──────── EXTRACTED MATERIAL

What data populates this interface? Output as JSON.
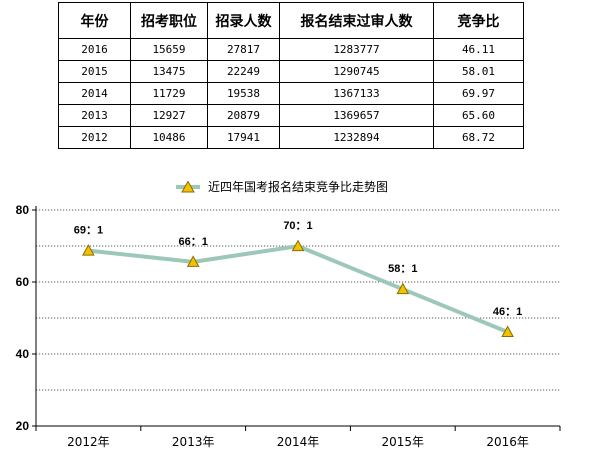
{
  "table": {
    "headers": [
      "年份",
      "招考职位",
      "招录人数",
      "报名结束过审人数",
      "竞争比"
    ],
    "rows": [
      [
        "2016",
        "15659",
        "27817",
        "1283777",
        "46.11"
      ],
      [
        "2015",
        "13475",
        "22249",
        "1290745",
        "58.01"
      ],
      [
        "2014",
        "11729",
        "19538",
        "1367133",
        "69.97"
      ],
      [
        "2013",
        "12927",
        "20879",
        "1369657",
        "65.60"
      ],
      [
        "2012",
        "10486",
        "17941",
        "1232894",
        "68.72"
      ]
    ]
  },
  "chart_data": {
    "type": "line",
    "title": "",
    "categories": [
      "2012年",
      "2013年",
      "2014年",
      "2015年",
      "2016年"
    ],
    "series": [
      {
        "name": "近四年国考报名结束竞争比走势图",
        "values": [
          68.72,
          65.6,
          69.97,
          58.01,
          46.11
        ],
        "data_labels": [
          "69：1",
          "66：1",
          "70：1",
          "58：1",
          "46：1"
        ],
        "color": "#9dc8b7",
        "marker_fill": "#f2c200",
        "marker_stroke": "#8a6d00"
      }
    ],
    "yticks": [
      20,
      40,
      60,
      80
    ],
    "ylim": [
      20,
      80
    ],
    "grid": "dotted horizontal at every 10",
    "legend": "top-center",
    "xlabel": "",
    "ylabel": ""
  }
}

────────────────

### WRITTEN PROBLEM
Each record above should come back exactly the same, only without its pictures.

### COMPLETED TASK
What data populates this interface? Output as JSON.
{
  "table": {
    "headers": [
      "年份",
      "招考职位",
      "招录人数",
      "报名结束过审人数",
      "竞争比"
    ],
    "rows": [
      [
        "2016",
        "15659",
        "27817",
        "1283777",
        "46.11"
      ],
      [
        "2015",
        "13475",
        "22249",
        "1290745",
        "58.01"
      ],
      [
        "2014",
        "11729",
        "19538",
        "1367133",
        "69.97"
      ],
      [
        "2013",
        "12927",
        "20879",
        "1369657",
        "65.60"
      ],
      [
        "2012",
        "10486",
        "17941",
        "1232894",
        "68.72"
      ]
    ]
  },
  "chart_data": {
    "type": "line",
    "title": "",
    "categories": [
      "2012年",
      "2013年",
      "2014年",
      "2015年",
      "2016年"
    ],
    "series": [
      {
        "name": "近四年国考报名结束竞争比走势图",
        "values": [
          68.72,
          65.6,
          69.97,
          58.01,
          46.11
        ],
        "data_labels": [
          "69：1",
          "66：1",
          "70：1",
          "58：1",
          "46：1"
        ],
        "color": "#9dc8b7",
        "marker_fill": "#f2c200",
        "marker_stroke": "#8a6d00"
      }
    ],
    "yticks": [
      20,
      40,
      60,
      80
    ],
    "ylim": [
      20,
      80
    ],
    "grid": "dotted horizontal at every 10",
    "legend": "top-center",
    "xlabel": "",
    "ylabel": ""
  }
}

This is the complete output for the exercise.